Problem description:
Do any lines in the data below contain "JSON"? If so, copy every one of them.

---

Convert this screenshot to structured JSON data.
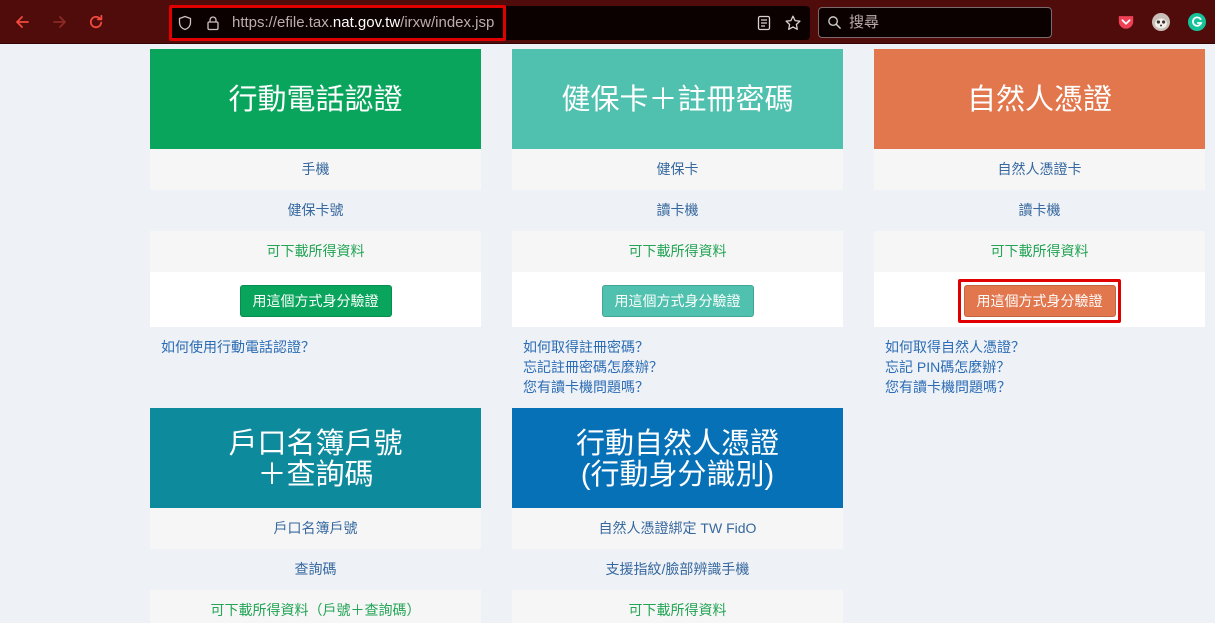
{
  "browser": {
    "toolbar_color": "#500b0b",
    "highlight_color": "#e00000",
    "icons": {
      "back": "arrow-left-icon",
      "forward": "arrow-right-icon",
      "reload": "reload-icon",
      "tracking_protection": "shield-icon",
      "site_security": "lock-icon",
      "reader_view": "reader-view-icon",
      "bookmark": "star-icon",
      "search": "search-icon",
      "pocket": "pocket-icon",
      "profile_extension": "avatar-icon",
      "grammarly": "grammarly-icon"
    },
    "url": {
      "prefix": "https://efile.tax.",
      "domain": "nat.gov.tw",
      "path": "/irxw/index.jsp"
    },
    "search_placeholder": "搜尋"
  },
  "page": {
    "background": "#eef1f5",
    "requirement_text_color": "#36689f",
    "download_text_color": "#22a454",
    "link_color": "#2b6cb5",
    "cards": [
      {
        "title_lines": [
          "行動電話認證"
        ],
        "color": "#09a55c",
        "requirements": [
          "手機",
          "健保卡號"
        ],
        "download_note": "可下載所得資料",
        "button_label": "用這個方式身分驗證",
        "links": [
          "如何使用行動電話認證？"
        ]
      },
      {
        "title_lines": [
          "健保卡＋註冊密碼"
        ],
        "color": "#4fc1ae",
        "requirements": [
          "健保卡",
          "讀卡機"
        ],
        "download_note": "可下載所得資料",
        "button_label": "用這個方式身分驗證",
        "links": [
          "如何取得註冊密碼？",
          "忘記註冊密碼怎麼辦？",
          "您有讀卡機問題嗎？"
        ]
      },
      {
        "title_lines": [
          "自然人憑證"
        ],
        "color": "#e2764c",
        "requirements": [
          "自然人憑證卡",
          "讀卡機"
        ],
        "download_note": "可下載所得資料",
        "button_label": "用這個方式身分驗證",
        "links": [
          "如何取得自然人憑證？",
          "忘記 PIN碼怎麼辦？",
          "您有讀卡機問題嗎？"
        ]
      },
      {
        "title_lines": [
          "戶口名簿戶號",
          "＋查詢碼"
        ],
        "color": "#0d8a9b",
        "requirements": [
          "戶口名簿戶號",
          "查詢碼"
        ],
        "download_note": "可下載所得資料（戶號＋查詢碼）"
      },
      {
        "title_lines": [
          "行動自然人憑證",
          "(行動身分識別)"
        ],
        "color": "#0771b8",
        "requirements": [
          "自然人憑證綁定 TW FidO",
          "支援指紋/臉部辨識手機"
        ],
        "download_note": "可下載所得資料"
      }
    ]
  }
}
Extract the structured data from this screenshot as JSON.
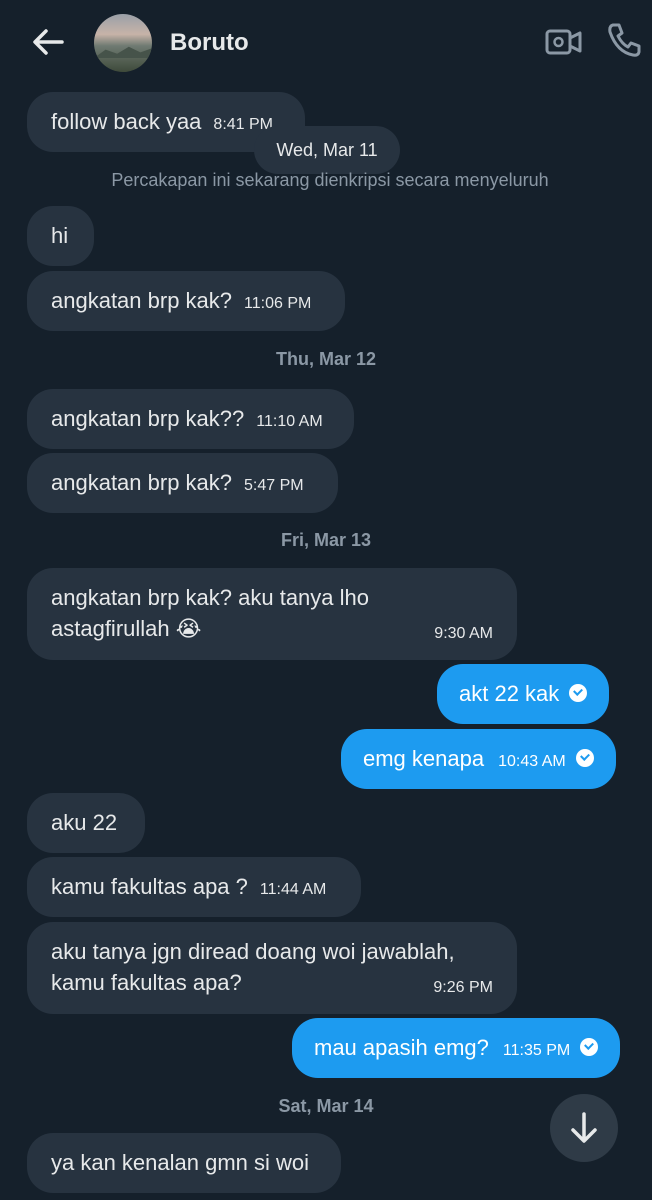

---

The response:
Convert this screenshot to structured JSON data.
Extract the structured data from this screenshot as JSON.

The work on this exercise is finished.